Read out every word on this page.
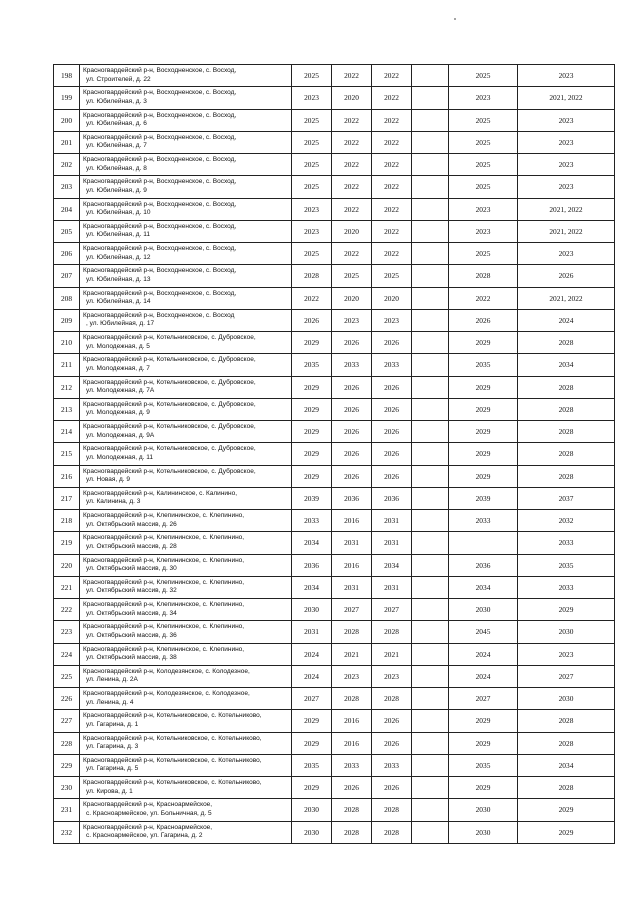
198	Красногвардейский р-н, Восходненское, с. Восход,
ул. Строителей, д. 22	2025	2022	2022		2025	2023
199	Красногвардейский р-н, Восходненское, с. Восход,
ул. Юбилейная, д. 3	2023	2020	2022		2023	2021, 2022
200	Красногвардейский р-н, Восходненское, с. Восход,
ул. Юбилейная, д. 6	2025	2022	2022		2025	2023
201	Красногвардейский р-н, Восходненское, с. Восход,
ул. Юбилейная, д. 7	2025	2022	2022		2025	2023
202	Красногвардейский р-н, Восходненское, с. Восход,
ул. Юбилейная, д. 8	2025	2022	2022		2025	2023
203	Красногвардейский р-н, Восходненское, с. Восход,
ул. Юбилейная, д. 9	2025	2022	2022		2025	2023
204	Красногвардейский р-н, Восходненское, с. Восход,
ул. Юбилейная, д. 10	2023	2022	2022		2023	2021, 2022
205	Красногвардейский р-н, Восходненское, с. Восход,
ул. Юбилейная, д. 11	2023	2020	2022		2023	2021, 2022
206	Красногвардейский р-н, Восходненское, с. Восход,
ул. Юбилейная, д. 12	2025	2022	2022		2025	2023
207	Красногвардейский р-н, Восходненское, с. Восход,
ул. Юбилейная, д. 13	2028	2025	2025		2028	2026
208	Красногвардейский р-н, Восходненское, с. Восход,
ул. Юбилейная, д. 14	2022	2020	2020		2022	2021, 2022
209	Красногвардейский р-н, Восходненское, с. Восход
, ул. Юбилейная, д. 17	2026	2023	2023		2026	2024
210	Красногвардейский р-н, Котельниковское, с. Дубровское,
ул. Молодежная, д. 5	2029	2026	2026		2029	2028
211	Красногвардейский р-н, Котельниковское, с. Дубровское,
ул. Молодежная, д. 7	2035	2033	2033		2035	2034
212	Красногвардейский р-н, Котельниковское, с. Дубровское,
ул. Молодежная, д. 7А	2029	2026	2026		2029	2028
213	Красногвардейский р-н, Котельниковское, с. Дубровское,
ул. Молодежная, д. 9	2029	2026	2026		2029	2028
214	Красногвардейский р-н, Котельниковское, с. Дубровское,
ул. Молодежная, д. 9А	2029	2026	2026		2029	2028
215	Красногвардейский р-н, Котельниковское, с. Дубровское,
ул. Молодежная, д. 11	2029	2026	2026		2029	2028
216	Красногвардейский р-н, Котельниковское, с. Дубровское,
ул. Новая, д. 9	2029	2026	2026		2029	2028
217	Красногвардейский р-н, Калининское, с. Калинино,
ул. Калинина, д. 3	2039	2036	2036		2039	2037
218	Красногвардейский р-н, Клепининское, с. Клепинино,
ул. Октябрьский массив, д. 26	2033	2016	2031		2033	2032
219	Красногвардейский р-н, Клепининское, с. Клепинино,
ул. Октябрьский массив, д. 28	2034	2031	2031			2033
220	Красногвардейский р-н, Клепининское, с. Клепинино,
ул. Октябрьский массив, д. 30	2036	2016	2034		2036	2035
221	Красногвардейский р-н, Клепининское, с. Клепинино,
ул. Октябрьский массив, д. 32	2034	2031	2031		2034	2033
222	Красногвардейский р-н, Клепининское, с. Клепинино,
ул. Октябрьский массив, д. 34	2030	2027	2027		2030	2029
223	Красногвардейский р-н, Клепининское, с. Клепинино,
ул. Октябрьский массив, д. 36	2031	2028	2028		2045	2030
224	Красногвардейский р-н, Клепининское, с. Клепинино,
ул. Октябрьский массив, д. 38	2024	2021	2021		2024	2023
225	Красногвардейский р-н, Колодезянское, с. Колодезное,
ул. Ленина, д. 2А	2024	2023	2023		2024	2027
226	Красногвардейский р-н, Колодезянское, с. Колодезное,
ул. Ленина, д. 4	2027	2028	2028		2027	2030
227	Красногвардейский р-н, Котельниковское, с. Котельниково,
ул. Гагарина, д. 1	2029	2016	2026		2029	2028
228	Красногвардейский р-н, Котельниковское, с. Котельниково,
ул. Гагарина, д. 3	2029	2016	2026		2029	2028
229	Красногвардейский р-н, Котельниковское, с. Котельниково,
ул. Гагарина, д. 5	2035	2033	2033		2035	2034
230	Красногвардейский р-н, Котельниковское, с. Котельниково,
ул. Кирова, д. 1	2029	2026	2026		2029	2028
231	Красногвардейский р-н, Красноармейское,
с. Красноармейское, ул. Больничная, д. 5	2030	2028	2028		2030	2029
232	Красногвардейский р-н, Красноармейское,
с. Красноармейское, ул. Гагарина, д. 2	2030	2028	2028		2030	2029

> [What the task asks]
Going over the lines above, work out how many include "Клепинино", then give only that number.

> [Result of this exercise]
7